## SOURCE TEXT
Hand: As long as you don’t need to carry a phone or water in one hand, carrying gels/etc. in the other isn’t too cumbersome.
Pin-it: This is a great idea if the item is NOT pinned next to the skin. If it can remain outside the shorts and not get in the way of running, it’s perfect! I hope to try various ways of affixing small bags of gel, gummies, or beans to the waistband of my pants.
PLASTIC BAGGIES: Again, this is a MacGyver move. I use plastic baggies if pockets aren’t available. The quart size that the TSA recommends you put liquids in if they will be carried on board the plane rather than stowed in checked luggage work best. Thin bags are more pliant/softer than thicker freezer bags. Put your folded money or credit card, ID, AND gels/etc in this bag. Tuck the softer longer bottom portion between your shorts/pants and undergarments*, and leave the top, stiff, sealable portion of the bag folded out over the waistband. The bag’s rigid top portion won’t easily slip down between your outer pants and underwear; it will remain on the outside of the pants and possibly be stabilized by a shirt or jacket pulled down over the waistband. If it starts to rain you can pull the baggie out from under the waistband, slip your phone into it, and carry all in your hand, protecting it from getting wet. One benefit of having everything in the bag is that only the phone needs to be gripped as you run, the rest will flop a bit with motion but be contained.

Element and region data
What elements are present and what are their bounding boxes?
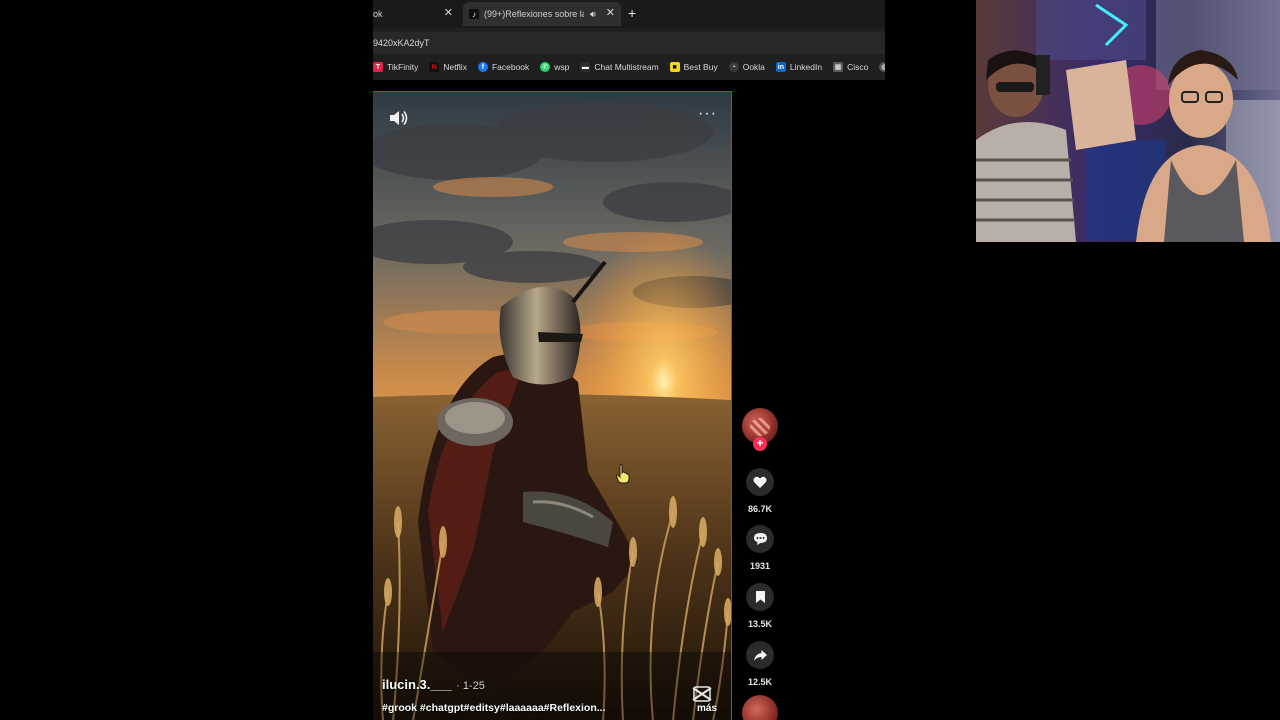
new-tab-button[interactable]: + (628, 5, 636, 21)
bookmark-icon (746, 583, 774, 611)
url-text[interactable]: 9420xKA2dyT (373, 38, 430, 48)
bookmark-label: LinkedIn (789, 62, 823, 72)
whatsapp-icon: ✆ (540, 62, 551, 72)
browser-window: ok ✕ ♪ (99+)Reflexiones sobre la i 🔊︎ ✕ … (373, 0, 885, 80)
tab-title: ok (373, 9, 383, 19)
bookmarks-bar: T TikFinity N Netflix f Facebook ✆ wsp ▬… (373, 57, 885, 77)
share-button[interactable]: 12.5K (740, 641, 780, 687)
bestbuy-icon: ■ (669, 62, 680, 72)
bookmark-cisco[interactable]: ▦ Cisco (833, 62, 868, 72)
bookmark-label: Ookla (742, 62, 765, 72)
comment-icon (746, 525, 774, 553)
address-bar[interactable]: 9420xKA2dyT (373, 32, 885, 54)
tab-active[interactable]: ♪ (99+)Reflexiones sobre la i 🔊︎ ✕ (463, 2, 621, 26)
bookmark-chat-multistream[interactable]: ▬ Chat Multistream (580, 62, 659, 72)
action-rail: + 86.7K 1931 13.5K 12.5K (740, 405, 780, 720)
video-player[interactable]: ··· ilucin.3.___ · 1-25 #grook #chatgpt#e… (373, 91, 732, 720)
tab-close-icon[interactable]: ✕ (444, 6, 453, 19)
bookmark-ookla[interactable]: ◔ Ookla (728, 62, 765, 72)
like-count: 86.7K (747, 504, 773, 514)
chat-icon: ▬ (580, 62, 591, 72)
bookmark-label: wsp (554, 62, 570, 72)
bookmark-wsp[interactable]: ✆ wsp (540, 62, 569, 72)
author-line: ilucin.3.___ · 1-25 (382, 677, 702, 692)
follow-button[interactable]: + (753, 437, 767, 451)
bookmark-label: Best Buy (683, 62, 718, 72)
bookmark-overflow[interactable]: ◍ (879, 62, 885, 72)
bookmark-label: TikFinity (387, 62, 419, 72)
comment-button[interactable]: 1931 (740, 525, 780, 571)
bookmark-label: Chat Multistream (594, 62, 659, 72)
tiktok-icon: ♪ (469, 9, 479, 19)
bookmark-label: Cisco (847, 62, 869, 72)
tab-close-icon[interactable]: ✕ (606, 6, 615, 19)
screen: ok ✕ ♪ (99+)Reflexiones sobre la i 🔊︎ ✕ … (0, 0, 1280, 720)
save-button[interactable]: 13.5K (740, 583, 780, 629)
more-link[interactable]: más (697, 703, 717, 714)
share-count: 12.5K (747, 677, 773, 687)
ookla-icon: ◔ (728, 62, 739, 72)
hand-cursor-icon (616, 464, 630, 484)
bookmark-best-buy[interactable]: ■ Best Buy (669, 62, 718, 72)
webcam-image (976, 0, 1280, 242)
share-icon (746, 641, 774, 669)
like-button[interactable]: 86.7K (740, 468, 780, 514)
linkedin-icon: in (775, 62, 786, 72)
bookmark-linkedin[interactable]: in LinkedIn (775, 62, 823, 72)
bookmark-facebook[interactable]: f Facebook (477, 62, 530, 72)
tab-inactive[interactable]: ok ✕ (373, 2, 463, 26)
author-name[interactable]: ilucin.3.___ (382, 677, 452, 692)
capcut-icon (692, 686, 712, 702)
more-options-icon[interactable]: ··· (698, 106, 717, 122)
comment-count: 1931 (749, 561, 771, 571)
tikfinity-icon: T (373, 62, 383, 72)
music-disc-avatar[interactable] (742, 695, 778, 720)
hashtags[interactable]: #grook #chatgpt#editsy#laaaaaa#Reflexion… (382, 702, 702, 714)
heart-icon (746, 468, 774, 496)
bookmark-netflix[interactable]: N Netflix (429, 62, 467, 72)
streamer-webcam (976, 0, 1280, 242)
video-caption: ilucin.3.___ · 1-25 #grook #chatgpt#edits… (382, 677, 702, 714)
save-count: 13.5K (747, 619, 773, 629)
bookmark-tikfinity[interactable]: T TikFinity (373, 62, 418, 72)
cisco-icon: ▦ (833, 62, 844, 72)
post-date: · 1-25 (456, 680, 485, 692)
video-frame-knight-in-wheat-field (373, 92, 731, 720)
globe-icon: ◍ (879, 62, 885, 72)
bookmark-label: Netflix (443, 62, 467, 72)
tab-audio-icon[interactable]: 🔊︎ (590, 9, 596, 20)
facebook-icon: f (477, 62, 488, 72)
tab-strip: ok ✕ ♪ (99+)Reflexiones sobre la i 🔊︎ ✕ … (373, 0, 885, 28)
tab-title: (99+)Reflexiones sobre la i (484, 9, 584, 19)
volume-icon[interactable] (387, 108, 409, 128)
netflix-icon: N (429, 62, 440, 72)
bookmark-label: Facebook (491, 62, 530, 72)
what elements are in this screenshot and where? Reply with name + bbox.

## TASK LIST
A) Name every carrying method that the text on carrying gear while running gives as a heading.
B) For each statement, decide whether it agrees with the text on carrying gear while running. Answer yes or no, and quote the words that decide it.
(i) Thicker freezer bags are softer than thin bags.
(ii) The softer, longer bottom portion of the baggie is tucked between the shorts or pants and the undergarments.
(iii) With the baggie method, every item has to be gripped while running.
C) Carry the text on carrying gear while running forward from its last sentence.

## ANSWERS BELOW
A) Hand; Pin-it; Plastic baggies

B)
(i) No: "Thin bags are more pliant/softer than thicker freezer bags."
(ii) Yes: "Tuck the softer longer bottom portion between your shorts/pants and undergarments"
(iii) No: "only the phone needs to be gripped as you run, the rest will flop a bit with motion but be contained."

C)
There’s always the tactic of planting water and nutrition on the course before you start out, or leaving it at a convenient point on an out-and-back run. For example, stash your supplies at mile 4 mark, run 2 more miles, turn around and it will be at mile 8 on a run that is 12-miles in distance. Well-meaning trash collectors or inconsiderate pranksters may remove it and leave you dry and depleted however, so always have a back-up plan if you do this (my experience).
Please share any other ways you’ve successfully carried nutrition on long runs.
*This will not be comfortable if you wear shorts with a liner.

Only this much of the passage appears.